§ Task inputs
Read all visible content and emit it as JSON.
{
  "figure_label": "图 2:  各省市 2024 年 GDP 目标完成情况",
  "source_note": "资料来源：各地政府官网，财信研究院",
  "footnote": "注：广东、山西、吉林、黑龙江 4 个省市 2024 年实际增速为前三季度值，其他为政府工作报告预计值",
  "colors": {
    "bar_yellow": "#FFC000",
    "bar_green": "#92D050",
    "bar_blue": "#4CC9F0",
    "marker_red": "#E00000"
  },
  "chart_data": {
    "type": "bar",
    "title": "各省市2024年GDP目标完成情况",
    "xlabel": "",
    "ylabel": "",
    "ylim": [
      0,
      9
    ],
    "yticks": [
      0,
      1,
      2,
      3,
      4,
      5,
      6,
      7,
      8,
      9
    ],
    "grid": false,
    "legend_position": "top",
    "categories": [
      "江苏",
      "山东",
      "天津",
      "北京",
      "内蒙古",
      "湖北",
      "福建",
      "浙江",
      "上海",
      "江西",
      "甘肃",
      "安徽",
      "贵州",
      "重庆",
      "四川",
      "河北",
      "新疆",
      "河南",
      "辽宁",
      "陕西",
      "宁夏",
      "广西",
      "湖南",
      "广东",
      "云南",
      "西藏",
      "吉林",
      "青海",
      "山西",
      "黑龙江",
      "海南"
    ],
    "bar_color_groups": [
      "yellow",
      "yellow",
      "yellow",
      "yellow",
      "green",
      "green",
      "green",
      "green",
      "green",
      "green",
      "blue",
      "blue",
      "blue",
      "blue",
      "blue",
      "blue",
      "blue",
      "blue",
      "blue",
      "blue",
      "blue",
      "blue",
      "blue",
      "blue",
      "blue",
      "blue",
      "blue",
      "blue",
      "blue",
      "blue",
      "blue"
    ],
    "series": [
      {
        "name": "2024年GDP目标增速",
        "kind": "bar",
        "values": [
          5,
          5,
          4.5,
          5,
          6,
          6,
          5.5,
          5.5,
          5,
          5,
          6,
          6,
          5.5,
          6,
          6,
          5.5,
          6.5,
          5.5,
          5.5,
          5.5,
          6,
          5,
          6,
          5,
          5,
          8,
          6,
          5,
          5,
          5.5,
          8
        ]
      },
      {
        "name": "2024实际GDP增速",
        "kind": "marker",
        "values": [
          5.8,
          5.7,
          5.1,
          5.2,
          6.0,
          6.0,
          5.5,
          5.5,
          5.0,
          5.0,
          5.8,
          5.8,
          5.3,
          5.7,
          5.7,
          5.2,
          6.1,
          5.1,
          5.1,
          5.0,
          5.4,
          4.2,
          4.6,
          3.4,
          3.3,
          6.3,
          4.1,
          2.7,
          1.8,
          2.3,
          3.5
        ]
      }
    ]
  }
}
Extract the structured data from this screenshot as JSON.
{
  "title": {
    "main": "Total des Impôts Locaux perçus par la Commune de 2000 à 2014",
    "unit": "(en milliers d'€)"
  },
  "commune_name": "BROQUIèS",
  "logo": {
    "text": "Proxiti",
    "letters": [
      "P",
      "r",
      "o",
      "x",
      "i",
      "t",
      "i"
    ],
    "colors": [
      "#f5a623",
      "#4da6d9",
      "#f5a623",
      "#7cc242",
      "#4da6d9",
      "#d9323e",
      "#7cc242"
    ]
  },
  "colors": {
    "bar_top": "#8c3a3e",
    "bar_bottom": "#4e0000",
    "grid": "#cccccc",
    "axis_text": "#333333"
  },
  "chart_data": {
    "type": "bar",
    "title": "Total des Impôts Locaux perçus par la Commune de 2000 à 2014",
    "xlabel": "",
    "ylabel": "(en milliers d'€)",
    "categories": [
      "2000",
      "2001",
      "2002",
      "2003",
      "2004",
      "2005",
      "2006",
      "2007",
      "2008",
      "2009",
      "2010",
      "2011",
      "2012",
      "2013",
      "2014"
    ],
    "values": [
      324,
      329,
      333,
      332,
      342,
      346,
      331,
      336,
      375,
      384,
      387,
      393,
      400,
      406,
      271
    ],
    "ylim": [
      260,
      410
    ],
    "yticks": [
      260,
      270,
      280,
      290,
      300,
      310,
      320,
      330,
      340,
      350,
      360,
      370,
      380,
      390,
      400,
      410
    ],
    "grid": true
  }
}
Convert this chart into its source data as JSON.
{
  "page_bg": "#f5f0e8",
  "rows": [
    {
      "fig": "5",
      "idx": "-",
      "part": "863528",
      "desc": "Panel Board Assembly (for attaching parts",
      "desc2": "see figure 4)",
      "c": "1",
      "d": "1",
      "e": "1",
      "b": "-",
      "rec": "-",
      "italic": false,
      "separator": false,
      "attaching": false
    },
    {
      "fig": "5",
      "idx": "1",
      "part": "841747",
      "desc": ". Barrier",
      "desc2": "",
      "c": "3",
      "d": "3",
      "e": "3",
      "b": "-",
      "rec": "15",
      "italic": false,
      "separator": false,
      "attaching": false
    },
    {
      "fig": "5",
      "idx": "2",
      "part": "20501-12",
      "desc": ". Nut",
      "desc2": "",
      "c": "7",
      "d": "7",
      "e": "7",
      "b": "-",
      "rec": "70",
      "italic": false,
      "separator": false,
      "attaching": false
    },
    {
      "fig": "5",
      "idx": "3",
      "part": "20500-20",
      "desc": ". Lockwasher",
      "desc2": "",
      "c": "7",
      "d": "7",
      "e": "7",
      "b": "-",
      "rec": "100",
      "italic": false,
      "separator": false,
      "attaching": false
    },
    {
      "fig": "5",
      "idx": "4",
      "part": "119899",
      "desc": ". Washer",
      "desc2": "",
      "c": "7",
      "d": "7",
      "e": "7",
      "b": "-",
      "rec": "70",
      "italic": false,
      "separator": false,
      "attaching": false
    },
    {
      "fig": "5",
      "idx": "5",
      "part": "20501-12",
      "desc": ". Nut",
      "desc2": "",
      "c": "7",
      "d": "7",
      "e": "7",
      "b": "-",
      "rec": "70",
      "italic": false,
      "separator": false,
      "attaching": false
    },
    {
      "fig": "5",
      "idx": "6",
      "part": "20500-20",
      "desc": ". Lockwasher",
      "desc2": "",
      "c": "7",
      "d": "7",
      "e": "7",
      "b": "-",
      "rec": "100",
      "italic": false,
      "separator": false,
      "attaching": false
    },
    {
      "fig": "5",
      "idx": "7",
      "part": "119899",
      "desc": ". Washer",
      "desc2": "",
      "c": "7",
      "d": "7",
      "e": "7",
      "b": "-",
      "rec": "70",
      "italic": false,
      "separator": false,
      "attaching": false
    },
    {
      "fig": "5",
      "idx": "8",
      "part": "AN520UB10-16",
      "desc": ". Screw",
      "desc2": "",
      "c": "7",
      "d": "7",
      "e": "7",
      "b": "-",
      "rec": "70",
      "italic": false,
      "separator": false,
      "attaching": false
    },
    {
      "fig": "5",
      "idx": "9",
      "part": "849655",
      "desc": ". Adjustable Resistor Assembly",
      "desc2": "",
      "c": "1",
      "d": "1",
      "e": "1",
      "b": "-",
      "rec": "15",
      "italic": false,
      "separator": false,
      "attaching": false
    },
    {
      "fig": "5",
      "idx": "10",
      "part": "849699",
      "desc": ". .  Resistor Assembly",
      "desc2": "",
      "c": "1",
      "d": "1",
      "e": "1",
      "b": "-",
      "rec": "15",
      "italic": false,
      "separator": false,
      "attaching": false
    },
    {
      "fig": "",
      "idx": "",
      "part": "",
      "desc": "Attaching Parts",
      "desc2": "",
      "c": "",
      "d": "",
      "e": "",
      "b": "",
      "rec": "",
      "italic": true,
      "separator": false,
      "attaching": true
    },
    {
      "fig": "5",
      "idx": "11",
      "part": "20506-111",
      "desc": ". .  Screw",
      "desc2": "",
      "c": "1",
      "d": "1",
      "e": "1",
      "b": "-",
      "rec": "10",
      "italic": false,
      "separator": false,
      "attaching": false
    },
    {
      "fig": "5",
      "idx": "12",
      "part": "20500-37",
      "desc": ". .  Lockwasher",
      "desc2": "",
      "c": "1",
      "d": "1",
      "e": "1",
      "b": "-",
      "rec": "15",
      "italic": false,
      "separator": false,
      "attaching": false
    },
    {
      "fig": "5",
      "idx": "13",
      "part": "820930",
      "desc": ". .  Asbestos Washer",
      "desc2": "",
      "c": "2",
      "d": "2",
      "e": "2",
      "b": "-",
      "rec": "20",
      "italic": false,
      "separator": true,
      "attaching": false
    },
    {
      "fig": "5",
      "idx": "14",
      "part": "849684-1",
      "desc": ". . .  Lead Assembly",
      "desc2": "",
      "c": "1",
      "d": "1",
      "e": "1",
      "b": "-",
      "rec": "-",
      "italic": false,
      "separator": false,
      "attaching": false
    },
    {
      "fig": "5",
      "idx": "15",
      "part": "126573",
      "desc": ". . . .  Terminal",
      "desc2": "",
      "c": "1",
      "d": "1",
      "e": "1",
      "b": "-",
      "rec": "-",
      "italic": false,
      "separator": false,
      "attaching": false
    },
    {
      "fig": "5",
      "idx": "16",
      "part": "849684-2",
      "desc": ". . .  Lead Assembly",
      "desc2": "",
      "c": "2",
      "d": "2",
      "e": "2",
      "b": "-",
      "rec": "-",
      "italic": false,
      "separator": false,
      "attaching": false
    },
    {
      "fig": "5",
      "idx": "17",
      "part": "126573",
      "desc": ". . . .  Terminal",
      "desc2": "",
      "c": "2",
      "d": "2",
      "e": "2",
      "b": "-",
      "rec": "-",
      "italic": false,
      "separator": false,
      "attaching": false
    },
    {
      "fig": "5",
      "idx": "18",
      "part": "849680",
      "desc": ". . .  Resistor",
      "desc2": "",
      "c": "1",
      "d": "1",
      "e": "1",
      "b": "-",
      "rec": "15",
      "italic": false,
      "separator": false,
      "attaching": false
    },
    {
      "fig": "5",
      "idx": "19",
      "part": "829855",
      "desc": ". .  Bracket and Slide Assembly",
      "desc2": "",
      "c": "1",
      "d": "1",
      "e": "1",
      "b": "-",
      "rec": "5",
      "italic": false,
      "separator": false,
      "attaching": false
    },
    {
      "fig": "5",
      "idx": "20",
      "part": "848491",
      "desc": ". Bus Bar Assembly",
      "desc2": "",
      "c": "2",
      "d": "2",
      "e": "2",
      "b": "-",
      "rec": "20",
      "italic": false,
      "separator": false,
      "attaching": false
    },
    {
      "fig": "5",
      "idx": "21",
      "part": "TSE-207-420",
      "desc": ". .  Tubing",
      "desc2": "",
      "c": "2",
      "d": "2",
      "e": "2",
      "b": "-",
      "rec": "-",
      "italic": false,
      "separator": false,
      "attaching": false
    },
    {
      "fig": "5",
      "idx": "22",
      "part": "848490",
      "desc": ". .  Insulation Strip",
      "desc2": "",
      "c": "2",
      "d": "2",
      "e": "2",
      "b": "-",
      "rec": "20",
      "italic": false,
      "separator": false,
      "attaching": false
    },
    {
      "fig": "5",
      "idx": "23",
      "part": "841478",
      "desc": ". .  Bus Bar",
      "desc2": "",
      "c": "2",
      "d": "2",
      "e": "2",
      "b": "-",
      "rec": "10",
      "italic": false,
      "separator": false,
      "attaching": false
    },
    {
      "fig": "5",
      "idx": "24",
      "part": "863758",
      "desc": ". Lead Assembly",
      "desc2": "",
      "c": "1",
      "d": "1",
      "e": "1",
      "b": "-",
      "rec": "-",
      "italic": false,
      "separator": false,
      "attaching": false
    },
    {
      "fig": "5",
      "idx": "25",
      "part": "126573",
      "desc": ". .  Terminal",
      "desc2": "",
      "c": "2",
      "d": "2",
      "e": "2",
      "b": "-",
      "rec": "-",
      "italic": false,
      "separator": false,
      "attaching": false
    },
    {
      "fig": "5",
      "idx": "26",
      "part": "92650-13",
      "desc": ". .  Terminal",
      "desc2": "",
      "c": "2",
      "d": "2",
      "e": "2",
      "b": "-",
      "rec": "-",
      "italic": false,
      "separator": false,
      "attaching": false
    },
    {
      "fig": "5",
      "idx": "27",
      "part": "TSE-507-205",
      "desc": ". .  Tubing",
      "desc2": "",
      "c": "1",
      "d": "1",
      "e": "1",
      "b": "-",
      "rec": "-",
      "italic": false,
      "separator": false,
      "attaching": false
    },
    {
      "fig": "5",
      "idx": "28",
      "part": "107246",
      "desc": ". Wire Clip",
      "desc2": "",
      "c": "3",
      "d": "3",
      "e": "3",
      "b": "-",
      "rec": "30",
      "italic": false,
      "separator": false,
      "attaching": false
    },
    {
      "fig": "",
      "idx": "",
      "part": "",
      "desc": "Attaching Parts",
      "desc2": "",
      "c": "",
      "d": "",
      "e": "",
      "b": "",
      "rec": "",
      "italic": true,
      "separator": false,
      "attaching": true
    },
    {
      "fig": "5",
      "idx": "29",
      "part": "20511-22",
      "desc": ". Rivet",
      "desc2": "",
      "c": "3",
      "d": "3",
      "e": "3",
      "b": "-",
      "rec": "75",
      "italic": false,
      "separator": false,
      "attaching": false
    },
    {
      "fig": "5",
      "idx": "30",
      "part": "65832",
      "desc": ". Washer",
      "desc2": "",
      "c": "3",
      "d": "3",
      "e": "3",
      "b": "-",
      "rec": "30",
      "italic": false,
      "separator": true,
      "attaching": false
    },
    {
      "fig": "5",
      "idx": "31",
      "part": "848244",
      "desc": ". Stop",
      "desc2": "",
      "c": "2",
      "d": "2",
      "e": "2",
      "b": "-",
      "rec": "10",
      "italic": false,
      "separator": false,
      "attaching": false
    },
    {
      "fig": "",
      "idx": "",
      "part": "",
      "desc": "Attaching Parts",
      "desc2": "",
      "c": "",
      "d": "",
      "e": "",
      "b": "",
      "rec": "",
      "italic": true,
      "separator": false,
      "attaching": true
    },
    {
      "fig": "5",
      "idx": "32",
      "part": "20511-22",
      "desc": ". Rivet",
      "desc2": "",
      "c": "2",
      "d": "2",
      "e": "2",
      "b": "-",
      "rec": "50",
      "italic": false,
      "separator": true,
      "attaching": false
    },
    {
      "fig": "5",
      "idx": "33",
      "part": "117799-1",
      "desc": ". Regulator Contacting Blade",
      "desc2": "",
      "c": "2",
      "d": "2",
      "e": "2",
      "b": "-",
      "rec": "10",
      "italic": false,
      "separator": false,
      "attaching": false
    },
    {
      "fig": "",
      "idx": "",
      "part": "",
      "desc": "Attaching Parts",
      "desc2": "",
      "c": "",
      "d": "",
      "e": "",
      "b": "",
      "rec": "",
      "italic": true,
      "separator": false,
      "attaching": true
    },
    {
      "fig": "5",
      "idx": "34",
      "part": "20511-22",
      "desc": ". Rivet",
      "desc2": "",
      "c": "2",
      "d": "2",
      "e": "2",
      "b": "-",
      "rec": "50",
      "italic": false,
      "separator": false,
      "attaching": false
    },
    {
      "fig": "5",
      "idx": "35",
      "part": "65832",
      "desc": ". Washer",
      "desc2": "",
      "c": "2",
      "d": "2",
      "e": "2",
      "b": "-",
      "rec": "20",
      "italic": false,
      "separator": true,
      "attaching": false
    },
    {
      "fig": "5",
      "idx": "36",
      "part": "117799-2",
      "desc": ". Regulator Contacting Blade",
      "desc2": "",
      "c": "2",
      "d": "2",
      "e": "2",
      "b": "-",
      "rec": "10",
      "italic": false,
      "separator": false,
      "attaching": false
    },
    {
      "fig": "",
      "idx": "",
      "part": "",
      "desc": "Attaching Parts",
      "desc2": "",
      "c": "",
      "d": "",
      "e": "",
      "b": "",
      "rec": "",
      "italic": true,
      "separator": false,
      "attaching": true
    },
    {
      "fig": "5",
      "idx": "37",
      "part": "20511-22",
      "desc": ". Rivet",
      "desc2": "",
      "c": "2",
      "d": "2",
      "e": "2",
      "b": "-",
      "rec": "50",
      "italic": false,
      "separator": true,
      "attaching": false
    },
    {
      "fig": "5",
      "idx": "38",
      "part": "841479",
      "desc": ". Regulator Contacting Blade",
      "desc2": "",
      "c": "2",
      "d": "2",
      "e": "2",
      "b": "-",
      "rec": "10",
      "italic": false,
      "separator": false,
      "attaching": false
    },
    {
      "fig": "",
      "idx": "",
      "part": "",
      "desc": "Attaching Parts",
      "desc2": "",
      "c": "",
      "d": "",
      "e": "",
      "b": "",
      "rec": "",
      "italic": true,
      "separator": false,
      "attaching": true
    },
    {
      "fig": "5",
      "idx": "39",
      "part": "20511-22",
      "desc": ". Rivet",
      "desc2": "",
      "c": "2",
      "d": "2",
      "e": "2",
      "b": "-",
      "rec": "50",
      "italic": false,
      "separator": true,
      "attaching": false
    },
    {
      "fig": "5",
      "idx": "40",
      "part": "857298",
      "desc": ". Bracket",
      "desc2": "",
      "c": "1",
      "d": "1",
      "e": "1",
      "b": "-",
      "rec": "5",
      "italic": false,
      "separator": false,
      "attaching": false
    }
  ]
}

§ Instructions to follow
Give every line of the material that includes the string "Impôts".

§ Output below
    "main": "Total des Impôts Locaux perçus par la Commune de 2000 à 2014",
    "title": "Total des Impôts Locaux perçus par la Commune de 2000 à 2014",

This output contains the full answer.